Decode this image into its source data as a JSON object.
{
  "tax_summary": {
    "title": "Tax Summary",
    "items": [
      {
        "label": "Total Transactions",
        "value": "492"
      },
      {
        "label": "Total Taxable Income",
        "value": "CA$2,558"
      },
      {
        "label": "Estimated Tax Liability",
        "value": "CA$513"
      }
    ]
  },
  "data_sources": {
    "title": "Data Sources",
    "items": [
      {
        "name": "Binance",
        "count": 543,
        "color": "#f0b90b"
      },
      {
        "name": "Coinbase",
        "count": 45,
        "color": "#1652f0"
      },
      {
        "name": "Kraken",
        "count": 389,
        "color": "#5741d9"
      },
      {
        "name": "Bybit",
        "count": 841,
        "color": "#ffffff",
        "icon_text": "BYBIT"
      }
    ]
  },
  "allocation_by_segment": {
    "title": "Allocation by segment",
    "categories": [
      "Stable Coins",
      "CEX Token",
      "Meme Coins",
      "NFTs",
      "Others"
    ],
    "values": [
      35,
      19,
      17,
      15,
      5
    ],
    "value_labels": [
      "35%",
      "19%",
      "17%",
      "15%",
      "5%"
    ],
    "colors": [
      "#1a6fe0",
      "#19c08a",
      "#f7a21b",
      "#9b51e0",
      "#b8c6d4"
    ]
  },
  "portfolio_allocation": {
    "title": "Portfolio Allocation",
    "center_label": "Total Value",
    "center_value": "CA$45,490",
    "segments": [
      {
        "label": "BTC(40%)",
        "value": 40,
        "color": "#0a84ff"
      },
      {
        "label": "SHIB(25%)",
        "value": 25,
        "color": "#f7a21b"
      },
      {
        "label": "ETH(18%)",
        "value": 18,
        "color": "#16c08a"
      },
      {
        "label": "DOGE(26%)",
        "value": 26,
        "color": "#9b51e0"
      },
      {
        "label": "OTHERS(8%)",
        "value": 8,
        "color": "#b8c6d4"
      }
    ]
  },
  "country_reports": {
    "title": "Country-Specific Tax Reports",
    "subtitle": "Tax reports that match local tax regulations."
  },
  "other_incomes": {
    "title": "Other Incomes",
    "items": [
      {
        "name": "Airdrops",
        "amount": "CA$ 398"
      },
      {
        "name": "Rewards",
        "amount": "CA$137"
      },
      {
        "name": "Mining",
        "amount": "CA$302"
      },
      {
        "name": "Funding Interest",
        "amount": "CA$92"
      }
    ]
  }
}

● ● ● ● ●

-- Instruction --
Please output the entries above, every line exactly as it reads.

-- Solved exercise --
Decode this image into its source data as a JSON object.
{
  "tax_summary": {
    "title": "Tax Summary",
    "items": [
      {
        "label": "Total Transactions",
        "value": "492"
      },
      {
        "label": "Total Taxable Income",
        "value": "CA$2,558"
      },
      {
        "label": "Estimated Tax Liability",
        "value": "CA$513"
      }
    ]
  },
  "data_sources": {
    "title": "Data Sources",
    "items": [
      {
        "name": "Binance",
        "count": 543,
        "color": "#f0b90b"
      },
      {
        "name": "Coinbase",
        "count": 45,
        "color": "#1652f0"
      },
      {
        "name": "Kraken",
        "count": 389,
        "color": "#5741d9"
      },
      {
        "name": "Bybit",
        "count": 841,
        "color": "#ffffff",
        "icon_text": "BYBIT"
      }
    ]
  },
  "allocation_by_segment": {
    "title": "Allocation by segment",
    "categories": [
      "Stable Coins",
      "CEX Token",
      "Meme Coins",
      "NFTs",
      "Others"
    ],
    "values": [
      35,
      19,
      17,
      15,
      5
    ],
    "value_labels": [
      "35%",
      "19%",
      "17%",
      "15%",
      "5%"
    ],
    "colors": [
      "#1a6fe0",
      "#19c08a",
      "#f7a21b",
      "#9b51e0",
      "#b8c6d4"
    ]
  },
  "portfolio_allocation": {
    "title": "Portfolio Allocation",
    "center_label": "Total Value",
    "center_value": "CA$45,490",
    "segments": [
      {
        "label": "BTC(40%)",
        "value": 40,
        "color": "#0a84ff"
      },
      {
        "label": "SHIB(25%)",
        "value": 25,
        "color": "#f7a21b"
      },
      {
        "label": "ETH(18%)",
        "value": 18,
        "color": "#16c08a"
      },
      {
        "label": "DOGE(26%)",
        "value": 26,
        "color": "#9b51e0"
      },
      {
        "label": "OTHERS(8%)",
        "value": 8,
        "color": "#b8c6d4"
      }
    ]
  },
  "country_reports": {
    "title": "Country-Specific Tax Reports",
    "subtitle": "Tax reports that match local tax regulations."
  },
  "other_incomes": {
    "title": "Other Incomes",
    "items": [
      {
        "name": "Airdrops",
        "amount": "CA$ 398"
      },
      {
        "name": "Rewards",
        "amount": "CA$137"
      },
      {
        "name": "Mining",
        "amount": "CA$302"
      },
      {
        "name": "Funding Interest",
        "amount": "CA$92"
      }
    ]
  }
}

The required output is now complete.